■ INSTRUCTIONS TO FOLLOW
Extract each line from the entries below that has the string "حقیقی" in it.

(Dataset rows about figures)
+++++

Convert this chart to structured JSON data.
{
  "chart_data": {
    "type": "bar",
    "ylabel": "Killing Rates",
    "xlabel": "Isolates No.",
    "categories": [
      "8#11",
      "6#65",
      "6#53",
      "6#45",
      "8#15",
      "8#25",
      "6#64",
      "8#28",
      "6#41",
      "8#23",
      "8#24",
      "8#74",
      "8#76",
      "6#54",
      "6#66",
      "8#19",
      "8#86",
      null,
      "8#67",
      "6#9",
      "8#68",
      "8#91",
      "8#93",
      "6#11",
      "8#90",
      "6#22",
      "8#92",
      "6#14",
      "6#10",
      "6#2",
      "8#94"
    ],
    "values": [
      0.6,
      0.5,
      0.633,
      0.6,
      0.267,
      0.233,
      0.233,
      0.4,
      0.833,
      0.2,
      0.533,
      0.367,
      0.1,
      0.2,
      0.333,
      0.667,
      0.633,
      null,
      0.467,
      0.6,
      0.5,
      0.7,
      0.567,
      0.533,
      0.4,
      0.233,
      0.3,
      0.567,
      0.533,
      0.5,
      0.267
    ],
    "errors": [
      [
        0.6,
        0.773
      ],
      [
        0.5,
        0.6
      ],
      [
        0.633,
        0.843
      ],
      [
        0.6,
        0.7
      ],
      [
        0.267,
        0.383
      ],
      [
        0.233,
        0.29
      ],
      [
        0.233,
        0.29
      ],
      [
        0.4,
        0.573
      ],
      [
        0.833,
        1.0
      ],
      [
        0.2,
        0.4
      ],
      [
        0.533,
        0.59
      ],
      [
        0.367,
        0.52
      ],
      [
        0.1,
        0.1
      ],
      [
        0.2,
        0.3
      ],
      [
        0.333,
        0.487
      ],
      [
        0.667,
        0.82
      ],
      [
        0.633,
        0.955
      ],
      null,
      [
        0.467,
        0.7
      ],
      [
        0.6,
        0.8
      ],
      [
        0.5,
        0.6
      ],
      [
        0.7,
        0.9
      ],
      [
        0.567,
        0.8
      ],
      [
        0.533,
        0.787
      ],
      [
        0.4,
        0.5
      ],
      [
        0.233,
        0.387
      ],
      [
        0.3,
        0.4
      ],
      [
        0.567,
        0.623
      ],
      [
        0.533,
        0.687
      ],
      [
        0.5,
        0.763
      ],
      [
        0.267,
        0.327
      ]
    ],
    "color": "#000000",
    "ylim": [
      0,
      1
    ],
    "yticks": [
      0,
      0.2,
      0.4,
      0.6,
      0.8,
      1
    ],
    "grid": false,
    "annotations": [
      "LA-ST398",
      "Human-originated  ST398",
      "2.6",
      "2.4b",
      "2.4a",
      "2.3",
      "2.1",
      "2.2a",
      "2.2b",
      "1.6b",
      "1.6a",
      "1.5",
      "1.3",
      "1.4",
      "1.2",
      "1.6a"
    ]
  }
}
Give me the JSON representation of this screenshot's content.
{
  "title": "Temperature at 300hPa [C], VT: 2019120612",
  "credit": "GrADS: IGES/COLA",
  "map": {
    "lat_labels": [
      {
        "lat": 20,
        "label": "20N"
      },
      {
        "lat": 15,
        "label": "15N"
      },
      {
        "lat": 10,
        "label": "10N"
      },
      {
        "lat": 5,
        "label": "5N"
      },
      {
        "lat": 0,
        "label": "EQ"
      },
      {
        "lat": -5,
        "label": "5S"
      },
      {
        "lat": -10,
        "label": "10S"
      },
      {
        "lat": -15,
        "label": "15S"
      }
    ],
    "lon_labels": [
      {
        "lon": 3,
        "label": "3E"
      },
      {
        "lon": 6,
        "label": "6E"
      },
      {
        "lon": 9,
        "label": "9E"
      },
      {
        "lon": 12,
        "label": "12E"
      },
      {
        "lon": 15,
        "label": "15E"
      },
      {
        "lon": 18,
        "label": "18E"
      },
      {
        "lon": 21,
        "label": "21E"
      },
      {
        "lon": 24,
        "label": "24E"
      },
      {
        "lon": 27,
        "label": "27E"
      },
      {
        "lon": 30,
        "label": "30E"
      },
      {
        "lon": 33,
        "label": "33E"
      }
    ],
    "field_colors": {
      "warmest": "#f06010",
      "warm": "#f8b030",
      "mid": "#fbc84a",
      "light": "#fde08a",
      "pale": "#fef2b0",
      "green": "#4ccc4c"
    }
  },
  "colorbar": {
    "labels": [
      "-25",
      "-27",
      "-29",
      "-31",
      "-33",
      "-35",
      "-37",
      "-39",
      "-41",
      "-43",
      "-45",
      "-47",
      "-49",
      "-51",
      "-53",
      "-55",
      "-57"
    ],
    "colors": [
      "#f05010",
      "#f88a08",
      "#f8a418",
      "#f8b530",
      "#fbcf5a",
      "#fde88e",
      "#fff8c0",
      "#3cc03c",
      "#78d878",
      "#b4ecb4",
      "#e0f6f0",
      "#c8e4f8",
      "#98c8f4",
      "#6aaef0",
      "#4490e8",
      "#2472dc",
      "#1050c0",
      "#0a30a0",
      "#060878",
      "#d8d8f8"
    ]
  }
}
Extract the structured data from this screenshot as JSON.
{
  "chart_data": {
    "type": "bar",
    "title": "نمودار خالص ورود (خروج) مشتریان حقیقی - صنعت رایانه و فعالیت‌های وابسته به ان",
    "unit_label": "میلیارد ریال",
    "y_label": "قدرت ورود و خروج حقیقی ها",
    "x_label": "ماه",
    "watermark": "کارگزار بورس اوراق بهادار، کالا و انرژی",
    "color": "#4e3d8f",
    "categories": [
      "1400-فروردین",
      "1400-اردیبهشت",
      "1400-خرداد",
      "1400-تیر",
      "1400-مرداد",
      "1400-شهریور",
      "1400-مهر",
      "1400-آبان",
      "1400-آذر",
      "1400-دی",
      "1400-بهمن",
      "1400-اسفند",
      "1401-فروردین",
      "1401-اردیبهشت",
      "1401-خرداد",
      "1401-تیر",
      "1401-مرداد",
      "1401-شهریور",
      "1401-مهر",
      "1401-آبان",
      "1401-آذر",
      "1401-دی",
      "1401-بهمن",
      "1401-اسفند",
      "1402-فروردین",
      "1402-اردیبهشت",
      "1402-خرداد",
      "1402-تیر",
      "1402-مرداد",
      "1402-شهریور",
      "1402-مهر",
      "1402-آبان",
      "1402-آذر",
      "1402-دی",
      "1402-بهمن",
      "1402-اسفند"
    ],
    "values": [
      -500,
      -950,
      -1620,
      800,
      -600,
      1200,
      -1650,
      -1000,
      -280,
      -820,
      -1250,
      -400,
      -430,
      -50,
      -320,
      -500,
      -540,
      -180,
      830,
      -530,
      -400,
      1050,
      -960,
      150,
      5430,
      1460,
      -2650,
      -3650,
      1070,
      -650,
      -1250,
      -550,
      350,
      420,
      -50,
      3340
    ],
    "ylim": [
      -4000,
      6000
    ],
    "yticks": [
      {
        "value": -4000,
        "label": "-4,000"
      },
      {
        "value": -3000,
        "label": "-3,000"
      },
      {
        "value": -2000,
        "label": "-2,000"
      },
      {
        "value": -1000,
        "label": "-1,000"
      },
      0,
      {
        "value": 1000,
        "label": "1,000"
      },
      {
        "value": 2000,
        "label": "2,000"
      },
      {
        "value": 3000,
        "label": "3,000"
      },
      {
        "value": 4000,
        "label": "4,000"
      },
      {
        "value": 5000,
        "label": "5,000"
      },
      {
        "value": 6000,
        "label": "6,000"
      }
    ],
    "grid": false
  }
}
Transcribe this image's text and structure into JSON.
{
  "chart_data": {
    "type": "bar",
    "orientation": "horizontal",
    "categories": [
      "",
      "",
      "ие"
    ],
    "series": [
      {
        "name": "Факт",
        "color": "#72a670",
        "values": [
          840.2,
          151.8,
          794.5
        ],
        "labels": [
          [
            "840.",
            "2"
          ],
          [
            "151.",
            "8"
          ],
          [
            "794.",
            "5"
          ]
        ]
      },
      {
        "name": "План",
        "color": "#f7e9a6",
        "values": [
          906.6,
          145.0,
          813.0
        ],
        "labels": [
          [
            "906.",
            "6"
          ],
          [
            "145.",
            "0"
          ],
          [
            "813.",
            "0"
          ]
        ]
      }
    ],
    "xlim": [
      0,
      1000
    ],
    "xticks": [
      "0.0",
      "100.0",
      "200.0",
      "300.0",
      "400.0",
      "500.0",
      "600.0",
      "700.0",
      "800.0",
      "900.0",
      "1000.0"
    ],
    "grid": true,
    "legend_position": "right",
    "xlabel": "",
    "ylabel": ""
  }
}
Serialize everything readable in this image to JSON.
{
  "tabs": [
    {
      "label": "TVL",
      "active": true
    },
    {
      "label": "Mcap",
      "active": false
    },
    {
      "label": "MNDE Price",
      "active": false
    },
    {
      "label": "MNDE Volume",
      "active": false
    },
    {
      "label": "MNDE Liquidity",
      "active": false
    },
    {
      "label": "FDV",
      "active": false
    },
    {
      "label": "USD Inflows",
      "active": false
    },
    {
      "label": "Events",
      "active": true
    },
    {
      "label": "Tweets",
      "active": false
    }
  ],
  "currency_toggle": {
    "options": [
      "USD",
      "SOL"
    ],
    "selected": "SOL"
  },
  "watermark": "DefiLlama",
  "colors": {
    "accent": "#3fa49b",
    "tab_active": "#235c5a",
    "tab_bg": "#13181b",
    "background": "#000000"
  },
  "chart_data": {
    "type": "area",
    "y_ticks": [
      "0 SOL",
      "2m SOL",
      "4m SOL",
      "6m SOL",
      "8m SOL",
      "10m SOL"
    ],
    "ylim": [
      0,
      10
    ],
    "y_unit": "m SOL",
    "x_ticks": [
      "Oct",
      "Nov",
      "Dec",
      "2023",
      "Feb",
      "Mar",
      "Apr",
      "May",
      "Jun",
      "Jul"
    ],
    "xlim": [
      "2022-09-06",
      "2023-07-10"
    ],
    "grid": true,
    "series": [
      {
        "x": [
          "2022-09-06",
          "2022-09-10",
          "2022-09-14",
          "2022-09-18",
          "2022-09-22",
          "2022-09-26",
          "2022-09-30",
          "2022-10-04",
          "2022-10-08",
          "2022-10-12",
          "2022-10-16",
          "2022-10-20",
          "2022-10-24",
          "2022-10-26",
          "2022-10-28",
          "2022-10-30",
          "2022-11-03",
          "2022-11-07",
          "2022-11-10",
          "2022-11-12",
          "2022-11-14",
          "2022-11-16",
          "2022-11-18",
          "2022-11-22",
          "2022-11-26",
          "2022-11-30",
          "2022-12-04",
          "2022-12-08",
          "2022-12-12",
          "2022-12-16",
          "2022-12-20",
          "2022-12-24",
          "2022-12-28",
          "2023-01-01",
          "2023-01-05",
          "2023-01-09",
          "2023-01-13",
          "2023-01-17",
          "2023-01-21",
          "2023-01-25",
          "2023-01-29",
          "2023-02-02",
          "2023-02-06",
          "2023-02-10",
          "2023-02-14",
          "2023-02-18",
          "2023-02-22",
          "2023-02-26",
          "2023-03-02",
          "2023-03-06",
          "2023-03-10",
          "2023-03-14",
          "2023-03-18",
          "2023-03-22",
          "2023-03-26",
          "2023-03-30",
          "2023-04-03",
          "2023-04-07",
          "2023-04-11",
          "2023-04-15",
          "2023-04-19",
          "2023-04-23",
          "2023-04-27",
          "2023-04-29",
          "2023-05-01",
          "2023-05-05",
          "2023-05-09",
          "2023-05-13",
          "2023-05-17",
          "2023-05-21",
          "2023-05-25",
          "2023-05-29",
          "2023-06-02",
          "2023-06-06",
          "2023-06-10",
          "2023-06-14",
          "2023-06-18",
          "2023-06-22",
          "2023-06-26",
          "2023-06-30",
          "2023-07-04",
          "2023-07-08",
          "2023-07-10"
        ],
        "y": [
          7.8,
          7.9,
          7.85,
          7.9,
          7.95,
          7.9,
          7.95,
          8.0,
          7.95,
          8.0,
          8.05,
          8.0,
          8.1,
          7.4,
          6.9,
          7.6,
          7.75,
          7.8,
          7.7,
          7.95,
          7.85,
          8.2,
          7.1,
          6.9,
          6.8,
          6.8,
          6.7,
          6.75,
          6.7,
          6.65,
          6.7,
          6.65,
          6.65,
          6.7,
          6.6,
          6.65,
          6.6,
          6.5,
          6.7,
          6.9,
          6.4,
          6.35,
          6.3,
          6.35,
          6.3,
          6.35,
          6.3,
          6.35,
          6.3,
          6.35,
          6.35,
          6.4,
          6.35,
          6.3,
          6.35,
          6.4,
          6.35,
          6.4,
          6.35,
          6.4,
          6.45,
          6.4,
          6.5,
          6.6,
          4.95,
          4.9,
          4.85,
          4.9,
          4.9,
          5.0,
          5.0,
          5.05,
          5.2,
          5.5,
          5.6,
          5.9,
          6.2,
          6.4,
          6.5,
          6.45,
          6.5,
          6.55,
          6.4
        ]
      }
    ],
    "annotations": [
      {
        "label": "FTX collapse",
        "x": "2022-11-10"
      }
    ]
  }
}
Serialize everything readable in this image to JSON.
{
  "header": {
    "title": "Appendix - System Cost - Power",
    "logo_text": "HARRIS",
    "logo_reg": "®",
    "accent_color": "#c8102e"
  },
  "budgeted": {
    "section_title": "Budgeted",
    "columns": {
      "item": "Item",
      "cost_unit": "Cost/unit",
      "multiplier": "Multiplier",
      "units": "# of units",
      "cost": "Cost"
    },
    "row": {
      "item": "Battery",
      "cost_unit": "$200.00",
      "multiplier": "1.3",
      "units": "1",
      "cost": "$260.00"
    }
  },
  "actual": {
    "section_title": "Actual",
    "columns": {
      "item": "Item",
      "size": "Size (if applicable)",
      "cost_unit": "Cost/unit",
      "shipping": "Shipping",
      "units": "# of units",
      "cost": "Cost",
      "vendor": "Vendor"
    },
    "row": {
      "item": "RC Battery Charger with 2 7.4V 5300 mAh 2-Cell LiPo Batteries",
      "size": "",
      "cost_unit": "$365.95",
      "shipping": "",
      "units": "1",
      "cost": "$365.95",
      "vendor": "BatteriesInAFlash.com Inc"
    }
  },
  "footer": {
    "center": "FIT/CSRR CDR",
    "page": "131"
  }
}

+++++

■ WRITTEN RESPONSE
    "title": "نمودار خالص ورود (خروج) مشتریان حقیقی - صنعت رایانه و فعالیت‌های وابسته به ان",
    "y_label": "قدرت ورود و خروج حقیقی ها",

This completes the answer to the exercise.